=== REQUIREMENTS ===
Only the pictures stay out; every record is to be quoted exactly.

(Dataset entries)
►

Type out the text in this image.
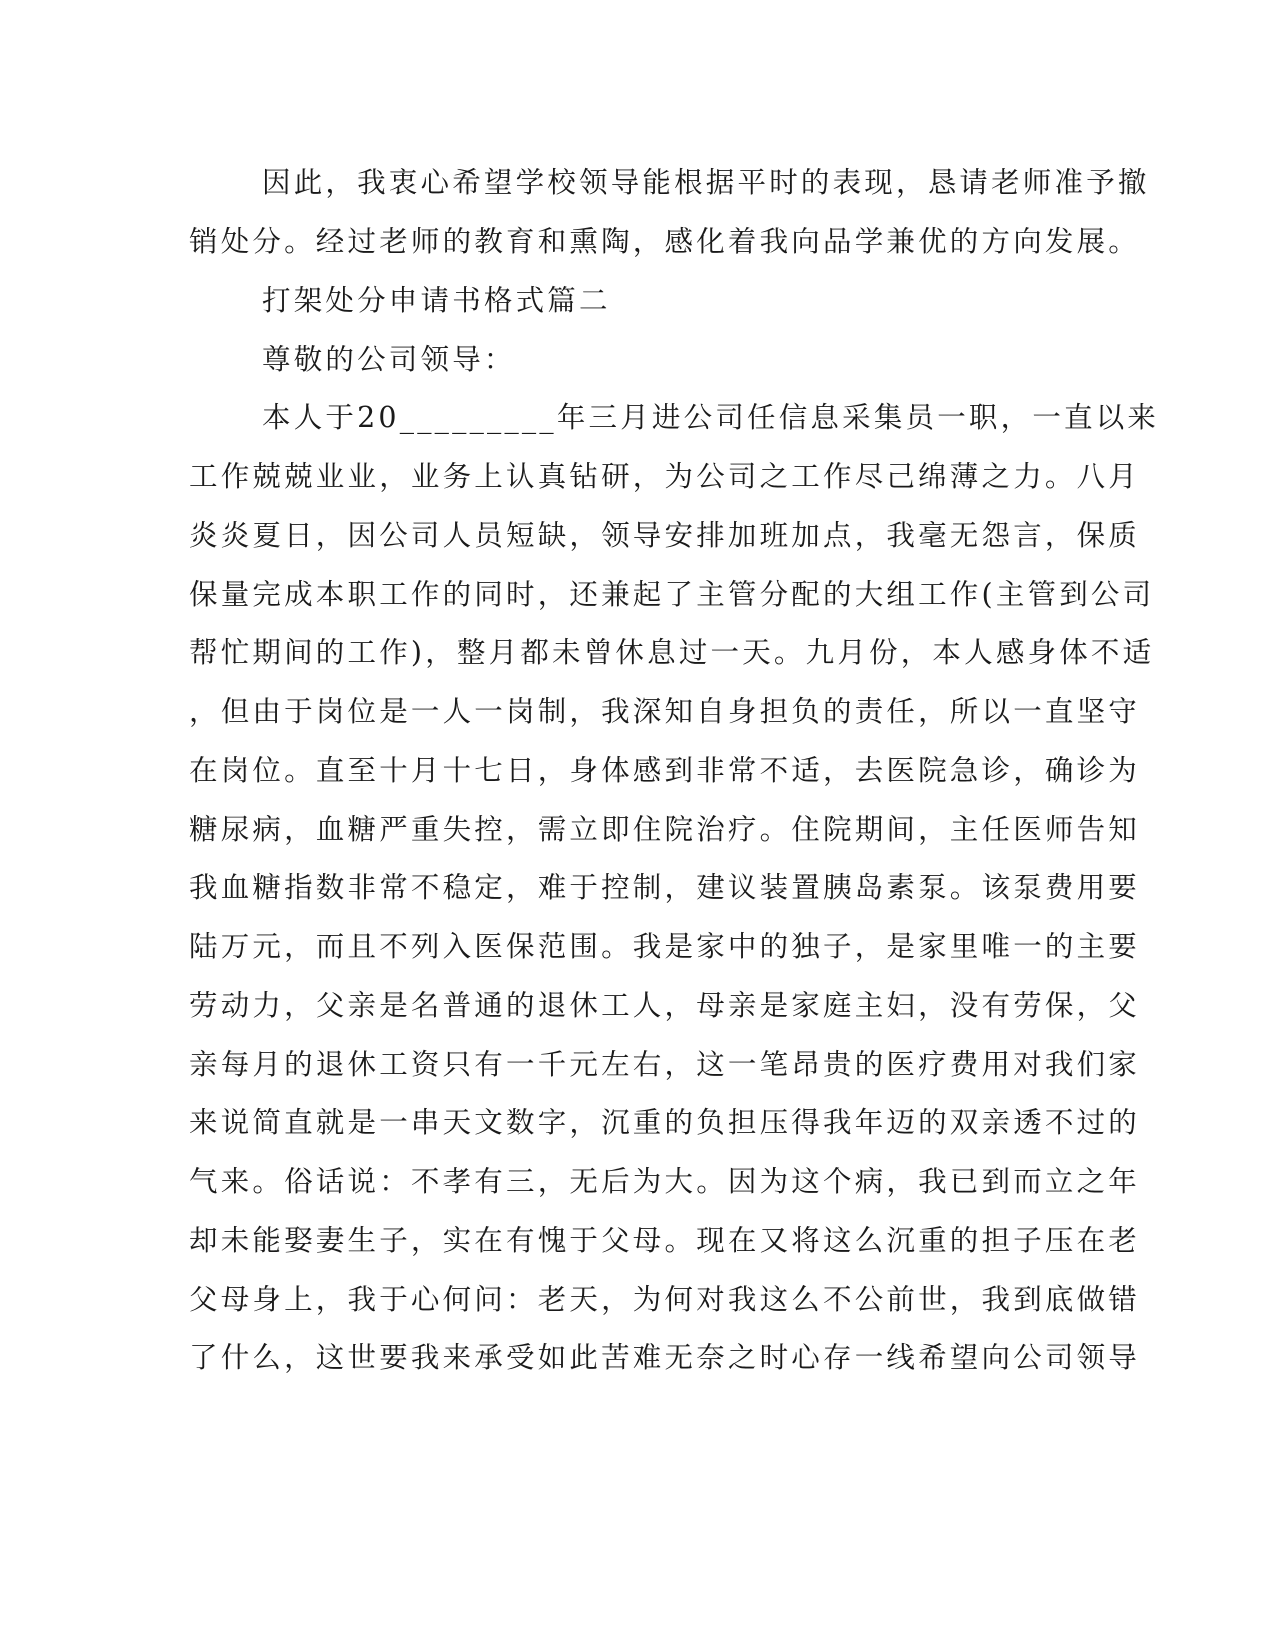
因此，我衷心希望学校领导能根据平时的表现，恳请老师准予撤
销处分。经过老师的教育和熏陶，感化着我向品学兼优的方向发展。
打架处分申请书格式篇二
尊敬的公司领导：
本人于20_________年三月进公司任信息采集员一职，一直以来
工作兢兢业业，业务上认真钻研，为公司之工作尽己绵薄之力。八月
炎炎夏日，因公司人员短缺，领导安排加班加点，我毫无怨言，保质
保量完成本职工作的同时，还兼起了主管分配的大组工作(主管到公司
帮忙期间的工作)，整月都未曾休息过一天。九月份，本人感身体不适
，但由于岗位是一人一岗制，我深知自身担负的责任，所以一直坚守
在岗位。直至十月十七日，身体感到非常不适，去医院急诊，确诊为
糖尿病，血糖严重失控，需立即住院治疗。住院期间，主任医师告知
我血糖指数非常不稳定，难于控制，建议装置胰岛素泵。该泵费用要
陆万元，而且不列入医保范围。我是家中的独子，是家里唯一的主要
劳动力，父亲是名普通的退休工人，母亲是家庭主妇，没有劳保，父
亲每月的退休工资只有一千元左右，这一笔昂贵的医疗费用对我们家
来说简直就是一串天文数字，沉重的负担压得我年迈的双亲透不过的
气来。俗话说：不孝有三，无后为大。因为这个病，我已到而立之年
却未能娶妻生子，实在有愧于父母。现在又将这么沉重的担子压在老
父母身上，我于心何问：老天，为何对我这么不公前世，我到底做错
了什么，这世要我来承受如此苦难无奈之时心存一线希望向公司领导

◄

=== RESPONSE ===
Type out the text in this image.
因此，我衷心希望学校领导能根据平时的表现，恳请老师准予撤
销处分。经过老师的教育和熏陶，感化着我向品学兼优的方向发展。
打架处分申请书格式篇二
尊敬的公司领导：
本人于20_________年三月进公司任信息采集员一职，一直以来
工作兢兢业业，业务上认真钻研，为公司之工作尽己绵薄之力。八月
炎炎夏日，因公司人员短缺，领导安排加班加点，我毫无怨言，保质
保量完成本职工作的同时，还兼起了主管分配的大组工作(主管到公司
帮忙期间的工作)，整月都未曾休息过一天。九月份，本人感身体不适
，但由于岗位是一人一岗制，我深知自身担负的责任，所以一直坚守
在岗位。直至十月十七日，身体感到非常不适，去医院急诊，确诊为
糖尿病，血糖严重失控，需立即住院治疗。住院期间，主任医师告知
我血糖指数非常不稳定，难于控制，建议装置胰岛素泵。该泵费用要
陆万元，而且不列入医保范围。我是家中的独子，是家里唯一的主要
劳动力，父亲是名普通的退休工人，母亲是家庭主妇，没有劳保，父
亲每月的退休工资只有一千元左右，这一笔昂贵的医疗费用对我们家
来说简直就是一串天文数字，沉重的负担压得我年迈的双亲透不过的
气来。俗话说：不孝有三，无后为大。因为这个病，我已到而立之年
却未能娶妻生子，实在有愧于父母。现在又将这么沉重的担子压在老
父母身上，我于心何问：老天，为何对我这么不公前世，我到底做错
了什么，这世要我来承受如此苦难无奈之时心存一线希望向公司领导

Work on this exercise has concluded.